◆ Figure dataset records
'''

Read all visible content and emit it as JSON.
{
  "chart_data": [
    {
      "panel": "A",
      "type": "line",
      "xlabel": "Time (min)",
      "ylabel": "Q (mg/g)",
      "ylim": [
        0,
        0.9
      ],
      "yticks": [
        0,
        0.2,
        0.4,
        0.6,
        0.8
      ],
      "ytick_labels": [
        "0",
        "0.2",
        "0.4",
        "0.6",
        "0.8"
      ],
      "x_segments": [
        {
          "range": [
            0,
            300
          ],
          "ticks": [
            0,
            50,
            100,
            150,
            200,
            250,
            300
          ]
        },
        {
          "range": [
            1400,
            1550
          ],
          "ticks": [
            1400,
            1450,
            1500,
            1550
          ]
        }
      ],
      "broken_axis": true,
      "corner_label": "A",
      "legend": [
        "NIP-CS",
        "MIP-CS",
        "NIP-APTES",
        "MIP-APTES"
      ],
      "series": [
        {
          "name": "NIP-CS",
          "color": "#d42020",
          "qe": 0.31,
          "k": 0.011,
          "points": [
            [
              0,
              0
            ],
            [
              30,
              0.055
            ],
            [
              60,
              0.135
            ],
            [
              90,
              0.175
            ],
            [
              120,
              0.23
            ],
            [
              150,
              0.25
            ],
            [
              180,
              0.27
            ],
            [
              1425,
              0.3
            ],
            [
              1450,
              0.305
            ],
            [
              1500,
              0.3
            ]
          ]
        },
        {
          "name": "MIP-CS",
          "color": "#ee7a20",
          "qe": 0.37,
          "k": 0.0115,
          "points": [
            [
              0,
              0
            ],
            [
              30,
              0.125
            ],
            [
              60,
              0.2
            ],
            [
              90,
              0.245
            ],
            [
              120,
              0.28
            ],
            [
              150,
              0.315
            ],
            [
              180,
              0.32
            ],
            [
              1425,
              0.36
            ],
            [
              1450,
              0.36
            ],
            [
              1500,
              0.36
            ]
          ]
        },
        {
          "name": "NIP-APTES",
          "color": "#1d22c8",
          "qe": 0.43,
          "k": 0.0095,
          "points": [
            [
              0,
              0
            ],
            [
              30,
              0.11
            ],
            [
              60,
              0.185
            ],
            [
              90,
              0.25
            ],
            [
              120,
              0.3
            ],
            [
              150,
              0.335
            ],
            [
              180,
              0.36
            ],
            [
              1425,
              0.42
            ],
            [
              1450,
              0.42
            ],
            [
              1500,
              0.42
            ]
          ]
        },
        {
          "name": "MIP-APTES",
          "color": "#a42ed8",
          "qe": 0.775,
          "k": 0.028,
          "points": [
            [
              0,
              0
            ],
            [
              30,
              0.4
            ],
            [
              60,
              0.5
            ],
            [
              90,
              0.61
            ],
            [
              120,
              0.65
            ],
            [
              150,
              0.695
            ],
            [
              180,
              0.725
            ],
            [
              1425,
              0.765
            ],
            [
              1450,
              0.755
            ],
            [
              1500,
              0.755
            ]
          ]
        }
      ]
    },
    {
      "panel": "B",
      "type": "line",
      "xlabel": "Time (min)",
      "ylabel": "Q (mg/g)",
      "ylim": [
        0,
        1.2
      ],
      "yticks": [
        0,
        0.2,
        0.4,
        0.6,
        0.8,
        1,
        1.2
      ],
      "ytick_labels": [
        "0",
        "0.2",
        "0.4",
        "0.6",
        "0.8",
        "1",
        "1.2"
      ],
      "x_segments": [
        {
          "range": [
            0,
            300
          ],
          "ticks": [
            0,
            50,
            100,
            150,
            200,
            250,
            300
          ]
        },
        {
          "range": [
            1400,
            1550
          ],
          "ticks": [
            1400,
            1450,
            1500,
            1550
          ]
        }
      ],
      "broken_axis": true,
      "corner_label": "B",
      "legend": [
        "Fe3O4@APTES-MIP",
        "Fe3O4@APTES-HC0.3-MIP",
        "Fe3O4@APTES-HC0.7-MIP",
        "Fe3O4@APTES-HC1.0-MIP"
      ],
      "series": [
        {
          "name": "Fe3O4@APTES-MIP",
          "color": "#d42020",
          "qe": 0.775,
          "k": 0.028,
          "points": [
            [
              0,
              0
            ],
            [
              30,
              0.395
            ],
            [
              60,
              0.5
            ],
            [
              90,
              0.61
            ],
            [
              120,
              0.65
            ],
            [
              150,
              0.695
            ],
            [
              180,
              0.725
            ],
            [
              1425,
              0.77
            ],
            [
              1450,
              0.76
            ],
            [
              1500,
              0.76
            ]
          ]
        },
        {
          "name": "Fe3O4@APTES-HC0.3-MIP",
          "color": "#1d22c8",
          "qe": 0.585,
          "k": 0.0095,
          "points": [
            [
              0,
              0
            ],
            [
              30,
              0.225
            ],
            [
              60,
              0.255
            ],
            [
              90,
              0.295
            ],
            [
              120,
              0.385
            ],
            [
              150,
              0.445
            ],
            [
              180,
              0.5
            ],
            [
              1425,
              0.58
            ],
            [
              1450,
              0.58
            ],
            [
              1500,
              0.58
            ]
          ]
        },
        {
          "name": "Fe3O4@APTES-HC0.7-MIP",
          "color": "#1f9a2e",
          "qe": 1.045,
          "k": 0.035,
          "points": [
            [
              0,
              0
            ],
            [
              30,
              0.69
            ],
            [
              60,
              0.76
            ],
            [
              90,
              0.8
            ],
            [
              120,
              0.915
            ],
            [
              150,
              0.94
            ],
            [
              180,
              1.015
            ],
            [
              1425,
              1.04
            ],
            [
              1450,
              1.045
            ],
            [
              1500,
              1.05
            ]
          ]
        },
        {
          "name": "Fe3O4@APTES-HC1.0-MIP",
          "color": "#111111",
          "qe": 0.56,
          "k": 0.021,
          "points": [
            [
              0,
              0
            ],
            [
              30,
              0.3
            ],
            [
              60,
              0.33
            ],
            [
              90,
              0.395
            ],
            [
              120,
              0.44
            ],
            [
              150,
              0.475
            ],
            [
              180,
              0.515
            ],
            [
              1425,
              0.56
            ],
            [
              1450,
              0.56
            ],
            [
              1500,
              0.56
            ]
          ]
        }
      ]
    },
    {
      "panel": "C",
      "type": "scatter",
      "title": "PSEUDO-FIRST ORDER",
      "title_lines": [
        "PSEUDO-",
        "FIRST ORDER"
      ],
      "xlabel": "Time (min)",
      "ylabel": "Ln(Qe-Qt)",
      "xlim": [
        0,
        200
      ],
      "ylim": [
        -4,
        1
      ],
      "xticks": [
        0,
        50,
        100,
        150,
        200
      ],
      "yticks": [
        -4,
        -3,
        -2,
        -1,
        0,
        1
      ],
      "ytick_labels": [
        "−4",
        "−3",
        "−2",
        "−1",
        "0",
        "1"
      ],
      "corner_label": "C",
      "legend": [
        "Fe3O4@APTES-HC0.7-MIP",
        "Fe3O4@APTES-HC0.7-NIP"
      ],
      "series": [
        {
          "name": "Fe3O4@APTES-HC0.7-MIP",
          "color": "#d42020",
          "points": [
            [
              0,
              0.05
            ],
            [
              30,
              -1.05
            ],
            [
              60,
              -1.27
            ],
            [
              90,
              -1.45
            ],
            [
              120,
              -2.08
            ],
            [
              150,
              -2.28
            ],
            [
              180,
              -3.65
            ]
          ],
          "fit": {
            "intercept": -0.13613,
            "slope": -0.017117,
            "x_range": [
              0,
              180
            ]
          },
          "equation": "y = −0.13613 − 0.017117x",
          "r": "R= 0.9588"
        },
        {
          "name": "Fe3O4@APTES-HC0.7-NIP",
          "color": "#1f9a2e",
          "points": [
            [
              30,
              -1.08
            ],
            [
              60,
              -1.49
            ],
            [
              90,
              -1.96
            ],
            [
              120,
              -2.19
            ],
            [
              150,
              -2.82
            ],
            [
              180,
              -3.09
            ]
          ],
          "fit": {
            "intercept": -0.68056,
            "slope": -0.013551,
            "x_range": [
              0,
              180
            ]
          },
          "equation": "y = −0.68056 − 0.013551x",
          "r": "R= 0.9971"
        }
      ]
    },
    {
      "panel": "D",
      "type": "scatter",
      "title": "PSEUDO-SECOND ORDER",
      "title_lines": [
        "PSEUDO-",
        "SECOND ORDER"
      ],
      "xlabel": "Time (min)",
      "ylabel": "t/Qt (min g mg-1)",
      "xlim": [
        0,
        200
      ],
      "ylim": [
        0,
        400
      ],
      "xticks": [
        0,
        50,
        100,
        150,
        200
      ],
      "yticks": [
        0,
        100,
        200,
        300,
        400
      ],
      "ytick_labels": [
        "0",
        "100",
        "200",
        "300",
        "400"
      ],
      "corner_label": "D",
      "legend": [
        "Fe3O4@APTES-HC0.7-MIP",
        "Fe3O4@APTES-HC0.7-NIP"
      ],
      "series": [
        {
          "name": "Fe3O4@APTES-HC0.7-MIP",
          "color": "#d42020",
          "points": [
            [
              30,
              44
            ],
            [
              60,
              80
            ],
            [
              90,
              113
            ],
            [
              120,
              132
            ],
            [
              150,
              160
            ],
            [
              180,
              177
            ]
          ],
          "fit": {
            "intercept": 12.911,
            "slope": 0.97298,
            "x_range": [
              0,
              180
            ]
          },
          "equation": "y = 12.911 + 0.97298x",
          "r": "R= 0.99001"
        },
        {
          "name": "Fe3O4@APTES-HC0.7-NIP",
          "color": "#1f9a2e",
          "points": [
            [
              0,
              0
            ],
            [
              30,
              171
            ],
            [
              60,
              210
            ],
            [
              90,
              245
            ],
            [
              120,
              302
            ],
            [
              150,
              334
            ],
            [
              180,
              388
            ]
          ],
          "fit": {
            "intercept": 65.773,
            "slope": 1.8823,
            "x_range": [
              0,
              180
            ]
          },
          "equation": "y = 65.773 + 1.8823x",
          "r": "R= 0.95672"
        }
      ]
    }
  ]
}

'''

◆ Your task
Read through the lines above and collect those that contain the string "slope".

◆ Task output
            "slope": -0.017117,
            "slope": -0.013551,
            "slope": 0.97298,
            "slope": 1.8823,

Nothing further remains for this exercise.